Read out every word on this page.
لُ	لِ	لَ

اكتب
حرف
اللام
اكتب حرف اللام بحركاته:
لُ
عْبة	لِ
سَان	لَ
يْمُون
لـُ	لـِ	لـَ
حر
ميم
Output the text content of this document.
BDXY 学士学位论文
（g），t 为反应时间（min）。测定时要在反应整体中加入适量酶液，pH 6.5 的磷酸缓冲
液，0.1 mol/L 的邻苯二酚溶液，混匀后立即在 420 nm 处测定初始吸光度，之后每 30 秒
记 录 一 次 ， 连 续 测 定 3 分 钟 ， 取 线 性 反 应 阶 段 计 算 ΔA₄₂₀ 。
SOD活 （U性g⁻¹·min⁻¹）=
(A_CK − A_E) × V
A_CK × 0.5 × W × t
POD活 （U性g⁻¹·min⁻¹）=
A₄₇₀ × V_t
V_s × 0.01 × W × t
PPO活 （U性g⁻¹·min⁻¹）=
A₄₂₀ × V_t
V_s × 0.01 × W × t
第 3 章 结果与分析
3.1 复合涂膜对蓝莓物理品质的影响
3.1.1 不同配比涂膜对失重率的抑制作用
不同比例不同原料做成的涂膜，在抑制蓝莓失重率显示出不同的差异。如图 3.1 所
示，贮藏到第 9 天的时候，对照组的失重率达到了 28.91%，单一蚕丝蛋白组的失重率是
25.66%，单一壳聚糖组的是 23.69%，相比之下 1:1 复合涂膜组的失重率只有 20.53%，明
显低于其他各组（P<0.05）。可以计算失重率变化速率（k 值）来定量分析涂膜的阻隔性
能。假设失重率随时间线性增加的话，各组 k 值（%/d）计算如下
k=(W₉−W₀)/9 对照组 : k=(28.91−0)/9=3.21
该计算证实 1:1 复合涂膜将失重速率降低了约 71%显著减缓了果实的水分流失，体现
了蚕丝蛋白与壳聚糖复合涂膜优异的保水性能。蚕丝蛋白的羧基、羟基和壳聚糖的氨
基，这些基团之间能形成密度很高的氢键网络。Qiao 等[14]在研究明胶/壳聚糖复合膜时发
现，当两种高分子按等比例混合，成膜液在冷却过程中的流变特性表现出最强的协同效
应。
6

#### [The problem]
Send back all of the entries exactly, with nothing missing.

#### [The result]
Read out every word on this page.
لُ	لِ	لَ

اكتب
حرف
اللام
اكتب حرف اللام بحركاته:
لُ
عْبة	لِ
سَان	لَ
يْمُون
لـُ	لـِ	لـَ
حر
ميم
Output the text content of this document.
BDXY 学士学位论文
（g），t 为反应时间（min）。测定时要在反应整体中加入适量酶液，pH 6.5 的磷酸缓冲
液，0.1 mol/L 的邻苯二酚溶液，混匀后立即在 420 nm 处测定初始吸光度，之后每 30 秒
记 录 一 次 ， 连 续 测 定 3 分 钟 ， 取 线 性 反 应 阶 段 计 算 ΔA₄₂₀ 。
SOD活 （U性g⁻¹·min⁻¹）=
(A_CK − A_E) × V
A_CK × 0.5 × W × t
POD活 （U性g⁻¹·min⁻¹）=
A₄₇₀ × V_t
V_s × 0.01 × W × t
PPO活 （U性g⁻¹·min⁻¹）=
A₄₂₀ × V_t
V_s × 0.01 × W × t
第 3 章 结果与分析
3.1 复合涂膜对蓝莓物理品质的影响
3.1.1 不同配比涂膜对失重率的抑制作用
不同比例不同原料做成的涂膜，在抑制蓝莓失重率显示出不同的差异。如图 3.1 所
示，贮藏到第 9 天的时候，对照组的失重率达到了 28.91%，单一蚕丝蛋白组的失重率是
25.66%，单一壳聚糖组的是 23.69%，相比之下 1:1 复合涂膜组的失重率只有 20.53%，明
显低于其他各组（P<0.05）。可以计算失重率变化速率（k 值）来定量分析涂膜的阻隔性
能。假设失重率随时间线性增加的话，各组 k 值（%/d）计算如下
k=(W₉−W₀)/9 对照组 : k=(28.91−0)/9=3.21
该计算证实 1:1 复合涂膜将失重速率降低了约 71%显著减缓了果实的水分流失，体现
了蚕丝蛋白与壳聚糖复合涂膜优异的保水性能。蚕丝蛋白的羧基、羟基和壳聚糖的氨
基，这些基团之间能形成密度很高的氢键网络。Qiao 等[14]在研究明胶/壳聚糖复合膜时发
现，当两种高分子按等比例混合，成膜液在冷却过程中的流变特性表现出最强的协同效
应。
6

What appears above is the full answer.